• **Provided data**
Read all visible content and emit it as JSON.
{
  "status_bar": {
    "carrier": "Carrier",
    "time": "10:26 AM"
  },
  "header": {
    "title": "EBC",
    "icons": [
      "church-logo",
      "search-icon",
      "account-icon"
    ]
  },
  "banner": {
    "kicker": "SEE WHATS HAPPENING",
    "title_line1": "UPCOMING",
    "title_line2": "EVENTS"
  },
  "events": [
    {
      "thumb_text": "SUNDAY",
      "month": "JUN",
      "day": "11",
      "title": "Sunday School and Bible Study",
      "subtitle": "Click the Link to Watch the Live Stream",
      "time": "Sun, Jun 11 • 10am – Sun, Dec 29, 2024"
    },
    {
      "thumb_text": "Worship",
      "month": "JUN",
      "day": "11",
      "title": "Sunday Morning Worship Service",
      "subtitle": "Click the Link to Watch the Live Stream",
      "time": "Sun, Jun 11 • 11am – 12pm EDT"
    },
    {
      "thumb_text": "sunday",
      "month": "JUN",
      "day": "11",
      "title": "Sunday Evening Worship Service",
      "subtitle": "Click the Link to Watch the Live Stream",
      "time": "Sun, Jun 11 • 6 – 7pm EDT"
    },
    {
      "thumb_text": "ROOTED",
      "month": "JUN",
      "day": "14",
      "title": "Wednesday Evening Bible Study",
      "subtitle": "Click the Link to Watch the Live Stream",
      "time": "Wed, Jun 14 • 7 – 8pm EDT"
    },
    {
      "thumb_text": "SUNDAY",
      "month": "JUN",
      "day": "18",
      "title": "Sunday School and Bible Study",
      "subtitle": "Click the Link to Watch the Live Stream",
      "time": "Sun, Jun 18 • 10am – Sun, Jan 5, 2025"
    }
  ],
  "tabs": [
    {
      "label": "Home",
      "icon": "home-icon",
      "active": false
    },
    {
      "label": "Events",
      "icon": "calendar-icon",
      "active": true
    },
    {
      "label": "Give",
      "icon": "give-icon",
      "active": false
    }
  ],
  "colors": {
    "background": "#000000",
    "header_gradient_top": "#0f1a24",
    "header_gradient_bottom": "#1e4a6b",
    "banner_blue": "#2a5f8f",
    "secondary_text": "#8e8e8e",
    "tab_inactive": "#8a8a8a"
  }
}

• **Written task**
All of the records must be retyped exactly as they are.

• **Result of this task**
Read all visible content and emit it as JSON.
{
  "status_bar": {
    "carrier": "Carrier",
    "time": "10:26 AM"
  },
  "header": {
    "title": "EBC",
    "icons": [
      "church-logo",
      "search-icon",
      "account-icon"
    ]
  },
  "banner": {
    "kicker": "SEE WHATS HAPPENING",
    "title_line1": "UPCOMING",
    "title_line2": "EVENTS"
  },
  "events": [
    {
      "thumb_text": "SUNDAY",
      "month": "JUN",
      "day": "11",
      "title": "Sunday School and Bible Study",
      "subtitle": "Click the Link to Watch the Live Stream",
      "time": "Sun, Jun 11 • 10am – Sun, Dec 29, 2024"
    },
    {
      "thumb_text": "Worship",
      "month": "JUN",
      "day": "11",
      "title": "Sunday Morning Worship Service",
      "subtitle": "Click the Link to Watch the Live Stream",
      "time": "Sun, Jun 11 • 11am – 12pm EDT"
    },
    {
      "thumb_text": "sunday",
      "month": "JUN",
      "day": "11",
      "title": "Sunday Evening Worship Service",
      "subtitle": "Click the Link to Watch the Live Stream",
      "time": "Sun, Jun 11 • 6 – 7pm EDT"
    },
    {
      "thumb_text": "ROOTED",
      "month": "JUN",
      "day": "14",
      "title": "Wednesday Evening Bible Study",
      "subtitle": "Click the Link to Watch the Live Stream",
      "time": "Wed, Jun 14 • 7 – 8pm EDT"
    },
    {
      "thumb_text": "SUNDAY",
      "month": "JUN",
      "day": "18",
      "title": "Sunday School and Bible Study",
      "subtitle": "Click the Link to Watch the Live Stream",
      "time": "Sun, Jun 18 • 10am – Sun, Jan 5, 2025"
    }
  ],
  "tabs": [
    {
      "label": "Home",
      "icon": "home-icon",
      "active": false
    },
    {
      "label": "Events",
      "icon": "calendar-icon",
      "active": true
    },
    {
      "label": "Give",
      "icon": "give-icon",
      "active": false
    }
  ],
  "colors": {
    "background": "#000000",
    "header_gradient_top": "#0f1a24",
    "header_gradient_bottom": "#1e4a6b",
    "banner_blue": "#2a5f8f",
    "secondary_text": "#8e8e8e",
    "tab_inactive": "#8a8a8a"
  }
}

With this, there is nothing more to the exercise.